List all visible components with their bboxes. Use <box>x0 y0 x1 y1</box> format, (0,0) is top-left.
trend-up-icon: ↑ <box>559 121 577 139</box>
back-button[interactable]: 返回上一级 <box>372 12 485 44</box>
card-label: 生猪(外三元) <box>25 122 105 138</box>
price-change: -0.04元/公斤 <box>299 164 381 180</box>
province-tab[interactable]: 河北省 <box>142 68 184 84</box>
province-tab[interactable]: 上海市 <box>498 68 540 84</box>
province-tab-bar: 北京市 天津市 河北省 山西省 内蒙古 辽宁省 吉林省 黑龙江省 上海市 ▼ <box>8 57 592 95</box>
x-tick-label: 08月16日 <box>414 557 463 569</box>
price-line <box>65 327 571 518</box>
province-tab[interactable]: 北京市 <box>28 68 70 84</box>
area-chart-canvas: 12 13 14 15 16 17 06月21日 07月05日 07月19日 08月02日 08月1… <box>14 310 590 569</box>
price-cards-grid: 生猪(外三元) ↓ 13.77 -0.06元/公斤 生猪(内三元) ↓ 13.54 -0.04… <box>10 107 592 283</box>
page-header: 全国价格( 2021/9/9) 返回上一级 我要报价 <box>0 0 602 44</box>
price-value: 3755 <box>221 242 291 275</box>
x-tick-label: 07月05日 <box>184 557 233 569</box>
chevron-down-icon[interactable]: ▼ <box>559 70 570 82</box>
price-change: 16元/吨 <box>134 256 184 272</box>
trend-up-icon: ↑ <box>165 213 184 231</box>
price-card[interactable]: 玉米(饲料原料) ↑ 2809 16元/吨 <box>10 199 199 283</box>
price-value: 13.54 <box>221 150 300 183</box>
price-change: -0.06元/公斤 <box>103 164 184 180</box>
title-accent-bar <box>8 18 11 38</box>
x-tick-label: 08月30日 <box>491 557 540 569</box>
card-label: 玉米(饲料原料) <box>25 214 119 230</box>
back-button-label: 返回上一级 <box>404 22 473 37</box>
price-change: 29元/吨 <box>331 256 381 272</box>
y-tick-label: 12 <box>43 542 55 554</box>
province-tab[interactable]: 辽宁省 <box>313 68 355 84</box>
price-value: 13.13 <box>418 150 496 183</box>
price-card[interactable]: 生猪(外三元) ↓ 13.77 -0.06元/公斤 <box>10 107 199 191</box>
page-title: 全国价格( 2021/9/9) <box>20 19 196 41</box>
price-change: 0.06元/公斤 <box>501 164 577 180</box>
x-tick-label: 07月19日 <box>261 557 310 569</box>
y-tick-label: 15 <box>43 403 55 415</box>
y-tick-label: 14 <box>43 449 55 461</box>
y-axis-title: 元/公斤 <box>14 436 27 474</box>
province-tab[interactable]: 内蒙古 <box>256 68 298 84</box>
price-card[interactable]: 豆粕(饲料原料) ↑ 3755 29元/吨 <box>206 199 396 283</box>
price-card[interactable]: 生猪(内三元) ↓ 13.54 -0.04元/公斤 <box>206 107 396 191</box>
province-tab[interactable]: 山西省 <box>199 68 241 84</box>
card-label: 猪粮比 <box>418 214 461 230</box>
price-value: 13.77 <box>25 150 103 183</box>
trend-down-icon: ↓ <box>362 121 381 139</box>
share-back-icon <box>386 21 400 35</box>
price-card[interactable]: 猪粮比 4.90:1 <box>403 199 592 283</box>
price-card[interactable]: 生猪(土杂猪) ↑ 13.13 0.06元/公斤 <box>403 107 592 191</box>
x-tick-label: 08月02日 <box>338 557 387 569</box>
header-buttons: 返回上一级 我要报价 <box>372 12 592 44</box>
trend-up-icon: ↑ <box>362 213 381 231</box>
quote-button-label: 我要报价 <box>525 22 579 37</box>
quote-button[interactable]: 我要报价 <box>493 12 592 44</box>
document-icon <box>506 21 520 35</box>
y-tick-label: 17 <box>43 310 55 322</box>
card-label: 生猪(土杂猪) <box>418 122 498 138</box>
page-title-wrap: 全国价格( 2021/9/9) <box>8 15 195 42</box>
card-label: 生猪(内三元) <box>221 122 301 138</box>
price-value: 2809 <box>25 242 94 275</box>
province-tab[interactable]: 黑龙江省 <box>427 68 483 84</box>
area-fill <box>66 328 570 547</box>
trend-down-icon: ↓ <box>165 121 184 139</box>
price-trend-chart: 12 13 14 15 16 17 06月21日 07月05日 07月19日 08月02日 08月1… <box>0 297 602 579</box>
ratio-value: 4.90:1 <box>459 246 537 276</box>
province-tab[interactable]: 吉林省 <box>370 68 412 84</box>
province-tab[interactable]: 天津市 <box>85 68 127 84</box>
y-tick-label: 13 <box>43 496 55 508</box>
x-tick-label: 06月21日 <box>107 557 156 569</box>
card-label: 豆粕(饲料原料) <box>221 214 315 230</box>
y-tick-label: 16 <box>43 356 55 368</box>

▶ _What is needed_
Extract the records without any change, from the first line up to and including the line that contains "price-change: 0.06元/公斤 <box>501".

▶ _Result_
List all visible components with their bboxes. Use <box>x0 y0 x1 y1</box> format, (0,0) is top-left.
trend-up-icon: ↑ <box>559 121 577 139</box>
back-button[interactable]: 返回上一级 <box>372 12 485 44</box>
card-label: 生猪(外三元) <box>25 122 105 138</box>
price-change: -0.04元/公斤 <box>299 164 381 180</box>
province-tab[interactable]: 河北省 <box>142 68 184 84</box>
province-tab[interactable]: 上海市 <box>498 68 540 84</box>
province-tab-bar: 北京市 天津市 河北省 山西省 内蒙古 辽宁省 吉林省 黑龙江省 上海市 ▼ <box>8 57 592 95</box>
x-tick-label: 08月16日 <box>414 557 463 569</box>
price-line <box>65 327 571 518</box>
province-tab[interactable]: 北京市 <box>28 68 70 84</box>
area-chart-canvas: 12 13 14 15 16 17 06月21日 07月05日 07月19日 08月02日 08月1… <box>14 310 590 569</box>
price-cards-grid: 生猪(外三元) ↓ 13.77 -0.06元/公斤 生猪(内三元) ↓ 13.54 -0.04… <box>10 107 592 283</box>
page-header: 全国价格( 2021/9/9) 返回上一级 我要报价 <box>0 0 602 44</box>
price-value: 3755 <box>221 242 291 275</box>
x-tick-label: 07月05日 <box>184 557 233 569</box>
chevron-down-icon[interactable]: ▼ <box>559 70 570 82</box>
price-change: 16元/吨 <box>134 256 184 272</box>
trend-up-icon: ↑ <box>165 213 184 231</box>
price-card[interactable]: 玉米(饲料原料) ↑ 2809 16元/吨 <box>10 199 199 283</box>
price-value: 13.54 <box>221 150 300 183</box>
price-change: -0.06元/公斤 <box>103 164 184 180</box>
title-accent-bar <box>8 18 11 38</box>
x-tick-label: 08月30日 <box>491 557 540 569</box>
card-label: 玉米(饲料原料) <box>25 214 119 230</box>
back-button-label: 返回上一级 <box>404 22 473 37</box>
price-change: 29元/吨 <box>331 256 381 272</box>
y-tick-label: 12 <box>43 542 55 554</box>
province-tab[interactable]: 辽宁省 <box>313 68 355 84</box>
price-value: 13.13 <box>418 150 496 183</box>
price-card[interactable]: 生猪(外三元) ↓ 13.77 -0.06元/公斤 <box>10 107 199 191</box>
page-title: 全国价格( 2021/9/9) <box>20 19 196 41</box>
price-change: 0.06元/公斤 <box>501 164 577 180</box>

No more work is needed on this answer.